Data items
════════

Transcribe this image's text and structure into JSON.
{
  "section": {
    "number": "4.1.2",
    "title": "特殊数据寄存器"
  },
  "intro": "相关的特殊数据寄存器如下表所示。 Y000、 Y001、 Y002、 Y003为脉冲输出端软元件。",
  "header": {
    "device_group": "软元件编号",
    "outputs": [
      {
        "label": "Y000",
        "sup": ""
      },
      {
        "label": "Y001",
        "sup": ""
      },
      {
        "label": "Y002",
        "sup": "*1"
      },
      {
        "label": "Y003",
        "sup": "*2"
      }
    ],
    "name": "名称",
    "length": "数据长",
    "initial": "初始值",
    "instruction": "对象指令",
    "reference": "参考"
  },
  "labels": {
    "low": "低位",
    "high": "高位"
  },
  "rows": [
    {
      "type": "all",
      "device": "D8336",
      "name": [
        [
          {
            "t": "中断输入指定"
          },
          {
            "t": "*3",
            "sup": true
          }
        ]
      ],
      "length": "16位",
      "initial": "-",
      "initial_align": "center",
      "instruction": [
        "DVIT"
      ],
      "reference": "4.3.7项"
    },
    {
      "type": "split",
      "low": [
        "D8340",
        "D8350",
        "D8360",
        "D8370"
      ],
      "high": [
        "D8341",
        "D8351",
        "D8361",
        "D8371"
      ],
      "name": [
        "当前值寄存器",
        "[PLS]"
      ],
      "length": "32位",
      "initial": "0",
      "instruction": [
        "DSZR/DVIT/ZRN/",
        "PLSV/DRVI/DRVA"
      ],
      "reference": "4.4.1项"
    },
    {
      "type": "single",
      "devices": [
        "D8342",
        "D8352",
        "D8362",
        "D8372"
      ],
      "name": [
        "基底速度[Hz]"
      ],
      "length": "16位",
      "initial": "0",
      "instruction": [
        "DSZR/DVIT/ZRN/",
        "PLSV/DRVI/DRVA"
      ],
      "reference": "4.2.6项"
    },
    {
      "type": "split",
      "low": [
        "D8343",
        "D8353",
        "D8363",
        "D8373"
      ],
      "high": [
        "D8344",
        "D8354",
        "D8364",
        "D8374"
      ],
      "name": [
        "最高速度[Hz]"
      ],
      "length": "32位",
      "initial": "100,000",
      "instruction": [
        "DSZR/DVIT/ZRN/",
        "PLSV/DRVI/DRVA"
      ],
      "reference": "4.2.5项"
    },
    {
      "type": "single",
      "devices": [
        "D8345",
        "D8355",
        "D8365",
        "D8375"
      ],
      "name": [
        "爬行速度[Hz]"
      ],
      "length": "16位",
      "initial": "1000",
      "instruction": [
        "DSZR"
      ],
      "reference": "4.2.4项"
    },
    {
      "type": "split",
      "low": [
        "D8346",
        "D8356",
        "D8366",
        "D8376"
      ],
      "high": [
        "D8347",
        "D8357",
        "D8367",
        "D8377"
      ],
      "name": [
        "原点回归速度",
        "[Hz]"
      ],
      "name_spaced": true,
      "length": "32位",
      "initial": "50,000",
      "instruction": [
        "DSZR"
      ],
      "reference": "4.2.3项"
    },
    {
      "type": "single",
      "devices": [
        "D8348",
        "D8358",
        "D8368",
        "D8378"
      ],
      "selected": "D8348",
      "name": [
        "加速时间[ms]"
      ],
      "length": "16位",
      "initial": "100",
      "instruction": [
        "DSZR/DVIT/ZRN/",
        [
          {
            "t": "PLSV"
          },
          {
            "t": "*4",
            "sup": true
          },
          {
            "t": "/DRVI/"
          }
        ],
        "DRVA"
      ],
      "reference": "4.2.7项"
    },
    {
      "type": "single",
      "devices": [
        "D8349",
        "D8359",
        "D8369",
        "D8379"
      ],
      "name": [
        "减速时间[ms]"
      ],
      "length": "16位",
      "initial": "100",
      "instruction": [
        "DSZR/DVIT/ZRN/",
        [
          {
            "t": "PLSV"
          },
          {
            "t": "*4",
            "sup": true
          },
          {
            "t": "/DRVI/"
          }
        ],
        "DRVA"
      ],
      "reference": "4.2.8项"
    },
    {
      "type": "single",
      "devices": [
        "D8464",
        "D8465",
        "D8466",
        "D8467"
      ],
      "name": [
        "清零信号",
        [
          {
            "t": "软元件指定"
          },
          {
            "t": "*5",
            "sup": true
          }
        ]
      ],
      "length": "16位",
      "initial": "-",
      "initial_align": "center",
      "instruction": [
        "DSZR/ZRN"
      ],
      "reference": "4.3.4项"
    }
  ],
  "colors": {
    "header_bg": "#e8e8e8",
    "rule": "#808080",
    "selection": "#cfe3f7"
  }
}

════════

● WHAT THE EXERCISE ASKS: Extract, word for word, each line of the listing above.

● CORRECT RESPONSE:
Transcribe this image's text and structure into JSON.
{
  "section": {
    "number": "4.1.2",
    "title": "特殊数据寄存器"
  },
  "intro": "相关的特殊数据寄存器如下表所示。 Y000、 Y001、 Y002、 Y003为脉冲输出端软元件。",
  "header": {
    "device_group": "软元件编号",
    "outputs": [
      {
        "label": "Y000",
        "sup": ""
      },
      {
        "label": "Y001",
        "sup": ""
      },
      {
        "label": "Y002",
        "sup": "*1"
      },
      {
        "label": "Y003",
        "sup": "*2"
      }
    ],
    "name": "名称",
    "length": "数据长",
    "initial": "初始值",
    "instruction": "对象指令",
    "reference": "参考"
  },
  "labels": {
    "low": "低位",
    "high": "高位"
  },
  "rows": [
    {
      "type": "all",
      "device": "D8336",
      "name": [
        [
          {
            "t": "中断输入指定"
          },
          {
            "t": "*3",
            "sup": true
          }
        ]
      ],
      "length": "16位",
      "initial": "-",
      "initial_align": "center",
      "instruction": [
        "DVIT"
      ],
      "reference": "4.3.7项"
    },
    {
      "type": "split",
      "low": [
        "D8340",
        "D8350",
        "D8360",
        "D8370"
      ],
      "high": [
        "D8341",
        "D8351",
        "D8361",
        "D8371"
      ],
      "name": [
        "当前值寄存器",
        "[PLS]"
      ],
      "length": "32位",
      "initial": "0",
      "instruction": [
        "DSZR/DVIT/ZRN/",
        "PLSV/DRVI/DRVA"
      ],
      "reference": "4.4.1项"
    },
    {
      "type": "single",
      "devices": [
        "D8342",
        "D8352",
        "D8362",
        "D8372"
      ],
      "name": [
        "基底速度[Hz]"
      ],
      "length": "16位",
      "initial": "0",
      "instruction": [
        "DSZR/DVIT/ZRN/",
        "PLSV/DRVI/DRVA"
      ],
      "reference": "4.2.6项"
    },
    {
      "type": "split",
      "low": [
        "D8343",
        "D8353",
        "D8363",
        "D8373"
      ],
      "high": [
        "D8344",
        "D8354",
        "D8364",
        "D8374"
      ],
      "name": [
        "最高速度[Hz]"
      ],
      "length": "32位",
      "initial": "100,000",
      "instruction": [
        "DSZR/DVIT/ZRN/",
        "PLSV/DRVI/DRVA"
      ],
      "reference": "4.2.5项"
    },
    {
      "type": "single",
      "devices": [
        "D8345",
        "D8355",
        "D8365",
        "D8375"
      ],
      "name": [
        "爬行速度[Hz]"
      ],
      "length": "16位",
      "initial": "1000",
      "instruction": [
        "DSZR"
      ],
      "reference": "4.2.4项"
    },
    {
      "type": "split",
      "low": [
        "D8346",
        "D8356",
        "D8366",
        "D8376"
      ],
      "high": [
        "D8347",
        "D8357",
        "D8367",
        "D8377"
      ],
      "name": [
        "原点回归速度",
        "[Hz]"
      ],
      "name_spaced": true,
      "length": "32位",
      "initial": "50,000",
      "instruction": [
        "DSZR"
      ],
      "reference": "4.2.3项"
    },
    {
      "type": "single",
      "devices": [
        "D8348",
        "D8358",
        "D8368",
        "D8378"
      ],
      "selected": "D8348",
      "name": [
        "加速时间[ms]"
      ],
      "length": "16位",
      "initial": "100",
      "instruction": [
        "DSZR/DVIT/ZRN/",
        [
          {
            "t": "PLSV"
          },
          {
            "t": "*4",
            "sup": true
          },
          {
            "t": "/DRVI/"
          }
        ],
        "DRVA"
      ],
      "reference": "4.2.7项"
    },
    {
      "type": "single",
      "devices": [
        "D8349",
        "D8359",
        "D8369",
        "D8379"
      ],
      "name": [
        "减速时间[ms]"
      ],
      "length": "16位",
      "initial": "100",
      "instruction": [
        "DSZR/DVIT/ZRN/",
        [
          {
            "t": "PLSV"
          },
          {
            "t": "*4",
            "sup": true
          },
          {
            "t": "/DRVI/"
          }
        ],
        "DRVA"
      ],
      "reference": "4.2.8项"
    },
    {
      "type": "single",
      "devices": [
        "D8464",
        "D8465",
        "D8466",
        "D8467"
      ],
      "name": [
        "清零信号",
        [
          {
            "t": "软元件指定"
          },
          {
            "t": "*5",
            "sup": true
          }
        ]
      ],
      "length": "16位",
      "initial": "-",
      "initial_align": "center",
      "instruction": [
        "DSZR/ZRN"
      ],
      "reference": "4.3.4项"
    }
  ],
  "colors": {
    "header_bg": "#e8e8e8",
    "rule": "#808080",
    "selection": "#cfe3f7"
  }
}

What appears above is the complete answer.